Count how many lines of the material below have the word "réponse" and give only the number.
# start of Materials provided
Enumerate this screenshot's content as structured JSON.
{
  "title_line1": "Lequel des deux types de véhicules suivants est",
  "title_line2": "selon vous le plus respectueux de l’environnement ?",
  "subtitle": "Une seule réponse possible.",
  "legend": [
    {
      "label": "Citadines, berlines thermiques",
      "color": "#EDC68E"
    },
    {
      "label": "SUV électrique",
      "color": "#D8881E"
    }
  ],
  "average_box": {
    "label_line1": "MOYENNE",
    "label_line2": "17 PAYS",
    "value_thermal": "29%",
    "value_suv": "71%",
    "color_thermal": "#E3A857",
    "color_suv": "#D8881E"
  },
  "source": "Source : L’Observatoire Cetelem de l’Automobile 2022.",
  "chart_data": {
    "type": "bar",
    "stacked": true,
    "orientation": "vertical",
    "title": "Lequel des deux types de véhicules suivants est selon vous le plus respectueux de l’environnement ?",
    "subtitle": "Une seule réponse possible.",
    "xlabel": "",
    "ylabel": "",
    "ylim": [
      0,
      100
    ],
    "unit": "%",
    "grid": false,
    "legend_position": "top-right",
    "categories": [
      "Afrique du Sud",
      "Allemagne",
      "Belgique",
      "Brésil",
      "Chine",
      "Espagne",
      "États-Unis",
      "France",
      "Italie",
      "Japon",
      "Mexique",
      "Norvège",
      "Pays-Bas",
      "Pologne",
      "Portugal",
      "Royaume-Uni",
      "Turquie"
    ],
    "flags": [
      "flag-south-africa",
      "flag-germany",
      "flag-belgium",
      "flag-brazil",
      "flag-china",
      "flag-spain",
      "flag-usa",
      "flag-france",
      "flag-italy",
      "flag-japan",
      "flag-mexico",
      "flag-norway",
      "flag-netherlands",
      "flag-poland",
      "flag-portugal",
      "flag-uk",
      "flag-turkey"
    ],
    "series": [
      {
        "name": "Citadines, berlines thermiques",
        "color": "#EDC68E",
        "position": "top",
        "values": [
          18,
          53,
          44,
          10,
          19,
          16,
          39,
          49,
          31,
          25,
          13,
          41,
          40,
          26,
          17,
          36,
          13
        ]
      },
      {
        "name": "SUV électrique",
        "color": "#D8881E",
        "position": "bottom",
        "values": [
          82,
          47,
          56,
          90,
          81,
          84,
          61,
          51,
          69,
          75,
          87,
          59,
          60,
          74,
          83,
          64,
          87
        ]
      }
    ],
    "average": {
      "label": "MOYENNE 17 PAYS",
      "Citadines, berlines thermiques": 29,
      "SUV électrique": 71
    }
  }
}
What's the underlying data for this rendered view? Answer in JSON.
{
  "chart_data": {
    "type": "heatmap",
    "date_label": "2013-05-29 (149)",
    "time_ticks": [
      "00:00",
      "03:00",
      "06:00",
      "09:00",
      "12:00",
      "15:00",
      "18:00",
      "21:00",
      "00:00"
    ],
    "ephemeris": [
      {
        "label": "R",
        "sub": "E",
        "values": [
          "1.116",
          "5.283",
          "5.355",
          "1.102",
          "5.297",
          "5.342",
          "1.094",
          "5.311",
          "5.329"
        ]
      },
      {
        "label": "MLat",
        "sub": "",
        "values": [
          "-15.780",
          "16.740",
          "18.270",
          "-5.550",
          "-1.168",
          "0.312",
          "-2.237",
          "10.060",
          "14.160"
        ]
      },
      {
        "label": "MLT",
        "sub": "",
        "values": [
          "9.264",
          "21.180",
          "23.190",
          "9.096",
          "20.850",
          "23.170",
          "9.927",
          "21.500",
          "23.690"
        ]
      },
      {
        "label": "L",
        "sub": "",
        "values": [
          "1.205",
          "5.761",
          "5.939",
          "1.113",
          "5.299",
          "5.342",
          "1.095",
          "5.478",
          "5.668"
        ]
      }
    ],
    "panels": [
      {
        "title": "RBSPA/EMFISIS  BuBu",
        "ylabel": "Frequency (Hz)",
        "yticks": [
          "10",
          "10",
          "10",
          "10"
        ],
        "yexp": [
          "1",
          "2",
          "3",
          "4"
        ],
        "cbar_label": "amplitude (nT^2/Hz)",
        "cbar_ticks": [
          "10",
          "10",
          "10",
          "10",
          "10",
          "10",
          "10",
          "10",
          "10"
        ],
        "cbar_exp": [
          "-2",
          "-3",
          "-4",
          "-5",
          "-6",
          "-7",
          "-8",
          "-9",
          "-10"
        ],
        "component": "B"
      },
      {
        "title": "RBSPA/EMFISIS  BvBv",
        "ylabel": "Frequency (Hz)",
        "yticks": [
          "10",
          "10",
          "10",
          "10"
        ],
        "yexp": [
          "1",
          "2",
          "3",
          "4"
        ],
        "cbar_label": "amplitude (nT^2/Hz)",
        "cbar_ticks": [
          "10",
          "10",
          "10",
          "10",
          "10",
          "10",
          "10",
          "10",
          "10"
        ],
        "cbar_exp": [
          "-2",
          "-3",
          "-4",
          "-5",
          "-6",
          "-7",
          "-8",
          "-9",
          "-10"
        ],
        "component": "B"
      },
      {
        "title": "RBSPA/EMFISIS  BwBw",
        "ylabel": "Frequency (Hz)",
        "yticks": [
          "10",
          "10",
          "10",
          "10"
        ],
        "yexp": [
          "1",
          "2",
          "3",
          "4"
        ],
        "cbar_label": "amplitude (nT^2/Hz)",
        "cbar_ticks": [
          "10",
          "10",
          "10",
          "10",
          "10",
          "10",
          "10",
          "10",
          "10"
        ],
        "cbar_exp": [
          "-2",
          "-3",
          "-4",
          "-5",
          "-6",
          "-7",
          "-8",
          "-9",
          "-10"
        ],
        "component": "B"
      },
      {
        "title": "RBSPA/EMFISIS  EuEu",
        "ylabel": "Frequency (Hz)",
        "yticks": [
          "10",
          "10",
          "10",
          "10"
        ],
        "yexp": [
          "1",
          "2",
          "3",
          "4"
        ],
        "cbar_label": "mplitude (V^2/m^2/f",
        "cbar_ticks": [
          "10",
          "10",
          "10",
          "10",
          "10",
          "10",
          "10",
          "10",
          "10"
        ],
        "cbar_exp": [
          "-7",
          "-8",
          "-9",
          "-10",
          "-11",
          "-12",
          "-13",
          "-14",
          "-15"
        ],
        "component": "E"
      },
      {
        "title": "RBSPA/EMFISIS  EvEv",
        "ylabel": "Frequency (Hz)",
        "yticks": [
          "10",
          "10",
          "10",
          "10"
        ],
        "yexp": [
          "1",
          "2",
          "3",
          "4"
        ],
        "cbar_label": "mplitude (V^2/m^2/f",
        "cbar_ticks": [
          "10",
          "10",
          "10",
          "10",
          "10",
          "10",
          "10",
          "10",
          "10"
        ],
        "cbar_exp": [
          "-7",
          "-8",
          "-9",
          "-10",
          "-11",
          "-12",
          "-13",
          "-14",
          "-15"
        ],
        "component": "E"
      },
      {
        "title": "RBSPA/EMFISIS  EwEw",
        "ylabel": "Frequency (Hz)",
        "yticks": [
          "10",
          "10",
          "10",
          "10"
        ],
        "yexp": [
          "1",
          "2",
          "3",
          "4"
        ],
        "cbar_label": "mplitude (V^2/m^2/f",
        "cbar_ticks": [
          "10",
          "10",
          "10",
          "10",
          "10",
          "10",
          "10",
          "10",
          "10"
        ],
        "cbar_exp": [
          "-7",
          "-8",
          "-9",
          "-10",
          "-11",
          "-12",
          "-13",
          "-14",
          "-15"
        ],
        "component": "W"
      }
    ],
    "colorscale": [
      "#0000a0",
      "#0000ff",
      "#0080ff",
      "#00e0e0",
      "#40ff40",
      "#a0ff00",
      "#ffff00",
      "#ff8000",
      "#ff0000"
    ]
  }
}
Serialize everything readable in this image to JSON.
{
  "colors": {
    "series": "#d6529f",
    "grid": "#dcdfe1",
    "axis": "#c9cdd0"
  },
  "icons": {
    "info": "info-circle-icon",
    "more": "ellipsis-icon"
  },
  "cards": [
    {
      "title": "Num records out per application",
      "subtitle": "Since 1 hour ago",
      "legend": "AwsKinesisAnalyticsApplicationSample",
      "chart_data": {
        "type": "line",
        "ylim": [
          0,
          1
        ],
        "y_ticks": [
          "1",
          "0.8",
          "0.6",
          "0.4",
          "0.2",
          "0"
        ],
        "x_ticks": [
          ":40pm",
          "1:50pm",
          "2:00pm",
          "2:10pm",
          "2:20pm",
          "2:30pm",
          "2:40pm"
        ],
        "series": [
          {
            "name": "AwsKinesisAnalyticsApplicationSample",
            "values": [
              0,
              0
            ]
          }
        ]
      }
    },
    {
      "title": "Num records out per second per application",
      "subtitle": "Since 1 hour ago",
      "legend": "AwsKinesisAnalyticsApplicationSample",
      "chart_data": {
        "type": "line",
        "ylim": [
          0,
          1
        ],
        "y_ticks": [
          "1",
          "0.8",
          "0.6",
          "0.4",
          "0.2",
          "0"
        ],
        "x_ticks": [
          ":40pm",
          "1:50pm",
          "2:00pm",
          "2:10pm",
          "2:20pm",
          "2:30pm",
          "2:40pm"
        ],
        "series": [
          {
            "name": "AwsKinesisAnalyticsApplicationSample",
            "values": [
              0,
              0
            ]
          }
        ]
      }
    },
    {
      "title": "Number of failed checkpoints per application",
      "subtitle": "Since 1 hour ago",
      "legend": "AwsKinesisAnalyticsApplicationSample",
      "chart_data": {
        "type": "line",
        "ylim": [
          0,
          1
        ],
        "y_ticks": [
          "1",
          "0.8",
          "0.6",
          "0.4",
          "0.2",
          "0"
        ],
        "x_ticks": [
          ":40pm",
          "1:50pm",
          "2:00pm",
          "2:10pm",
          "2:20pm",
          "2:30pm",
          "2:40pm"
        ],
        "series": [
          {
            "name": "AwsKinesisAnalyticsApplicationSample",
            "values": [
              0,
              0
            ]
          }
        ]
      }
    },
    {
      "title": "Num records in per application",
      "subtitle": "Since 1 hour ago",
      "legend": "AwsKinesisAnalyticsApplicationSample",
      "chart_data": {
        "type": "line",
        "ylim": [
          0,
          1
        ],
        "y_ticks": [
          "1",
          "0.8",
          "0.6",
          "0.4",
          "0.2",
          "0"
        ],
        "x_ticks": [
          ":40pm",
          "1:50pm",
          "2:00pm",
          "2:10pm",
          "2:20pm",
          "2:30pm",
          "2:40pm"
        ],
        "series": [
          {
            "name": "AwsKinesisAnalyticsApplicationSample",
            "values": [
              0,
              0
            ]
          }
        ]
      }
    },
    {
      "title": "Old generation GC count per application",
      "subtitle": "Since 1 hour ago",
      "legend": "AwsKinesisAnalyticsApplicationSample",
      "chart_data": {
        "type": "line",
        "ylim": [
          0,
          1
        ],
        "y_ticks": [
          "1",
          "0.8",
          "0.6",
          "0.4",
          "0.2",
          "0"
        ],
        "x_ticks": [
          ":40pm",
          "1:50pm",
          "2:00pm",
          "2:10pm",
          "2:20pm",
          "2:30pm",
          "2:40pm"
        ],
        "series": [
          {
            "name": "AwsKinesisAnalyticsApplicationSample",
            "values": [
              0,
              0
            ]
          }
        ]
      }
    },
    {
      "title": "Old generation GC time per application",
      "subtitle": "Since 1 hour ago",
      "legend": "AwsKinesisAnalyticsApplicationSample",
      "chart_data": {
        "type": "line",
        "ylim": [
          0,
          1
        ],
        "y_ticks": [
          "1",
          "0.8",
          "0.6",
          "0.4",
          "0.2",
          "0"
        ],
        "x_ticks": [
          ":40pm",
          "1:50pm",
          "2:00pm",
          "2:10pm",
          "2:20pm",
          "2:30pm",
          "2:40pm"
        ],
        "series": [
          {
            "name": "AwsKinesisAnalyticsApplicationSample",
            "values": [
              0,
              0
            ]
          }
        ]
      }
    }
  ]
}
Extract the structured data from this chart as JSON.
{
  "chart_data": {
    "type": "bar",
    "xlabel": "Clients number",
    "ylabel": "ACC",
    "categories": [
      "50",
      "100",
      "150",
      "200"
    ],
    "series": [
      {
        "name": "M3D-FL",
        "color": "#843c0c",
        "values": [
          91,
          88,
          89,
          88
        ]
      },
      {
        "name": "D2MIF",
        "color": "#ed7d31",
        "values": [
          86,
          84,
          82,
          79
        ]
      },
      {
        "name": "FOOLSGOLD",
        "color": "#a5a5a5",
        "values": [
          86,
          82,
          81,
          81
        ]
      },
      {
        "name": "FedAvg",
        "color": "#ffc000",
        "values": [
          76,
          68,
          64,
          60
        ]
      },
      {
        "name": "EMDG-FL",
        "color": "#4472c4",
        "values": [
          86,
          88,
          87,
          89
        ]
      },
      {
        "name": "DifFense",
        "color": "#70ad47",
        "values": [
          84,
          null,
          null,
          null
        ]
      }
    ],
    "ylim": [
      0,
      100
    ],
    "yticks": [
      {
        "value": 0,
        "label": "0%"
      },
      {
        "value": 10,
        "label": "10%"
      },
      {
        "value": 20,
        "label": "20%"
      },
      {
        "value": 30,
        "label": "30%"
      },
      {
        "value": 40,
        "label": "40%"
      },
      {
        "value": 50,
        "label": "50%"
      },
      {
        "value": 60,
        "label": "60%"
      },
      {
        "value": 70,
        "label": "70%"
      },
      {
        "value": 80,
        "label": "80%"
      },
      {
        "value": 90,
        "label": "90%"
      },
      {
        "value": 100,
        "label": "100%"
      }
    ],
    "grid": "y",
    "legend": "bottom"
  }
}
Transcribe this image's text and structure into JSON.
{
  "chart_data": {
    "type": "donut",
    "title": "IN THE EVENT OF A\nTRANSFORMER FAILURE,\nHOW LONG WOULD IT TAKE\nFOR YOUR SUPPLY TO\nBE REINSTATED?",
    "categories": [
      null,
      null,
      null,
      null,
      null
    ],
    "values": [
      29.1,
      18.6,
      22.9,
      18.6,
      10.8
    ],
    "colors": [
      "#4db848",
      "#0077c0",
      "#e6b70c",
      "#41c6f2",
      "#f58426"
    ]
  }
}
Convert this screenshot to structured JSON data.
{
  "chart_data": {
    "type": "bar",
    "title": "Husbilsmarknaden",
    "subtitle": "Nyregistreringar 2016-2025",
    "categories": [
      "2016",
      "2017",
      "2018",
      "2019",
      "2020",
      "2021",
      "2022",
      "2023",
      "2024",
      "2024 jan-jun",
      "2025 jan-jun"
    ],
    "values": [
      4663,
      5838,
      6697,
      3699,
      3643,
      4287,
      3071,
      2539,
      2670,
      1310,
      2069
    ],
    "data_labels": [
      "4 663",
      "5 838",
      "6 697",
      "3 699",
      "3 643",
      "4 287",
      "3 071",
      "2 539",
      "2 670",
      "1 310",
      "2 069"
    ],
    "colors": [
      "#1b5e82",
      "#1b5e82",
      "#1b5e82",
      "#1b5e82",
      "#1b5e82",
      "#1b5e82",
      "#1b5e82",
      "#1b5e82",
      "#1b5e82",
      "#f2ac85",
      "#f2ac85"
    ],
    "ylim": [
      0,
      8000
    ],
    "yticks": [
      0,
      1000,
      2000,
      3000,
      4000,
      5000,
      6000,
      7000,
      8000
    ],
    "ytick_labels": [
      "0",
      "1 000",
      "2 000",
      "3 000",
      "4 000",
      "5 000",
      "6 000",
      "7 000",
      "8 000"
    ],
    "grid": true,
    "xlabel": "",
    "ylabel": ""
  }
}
# end of Materials provided
Task response
2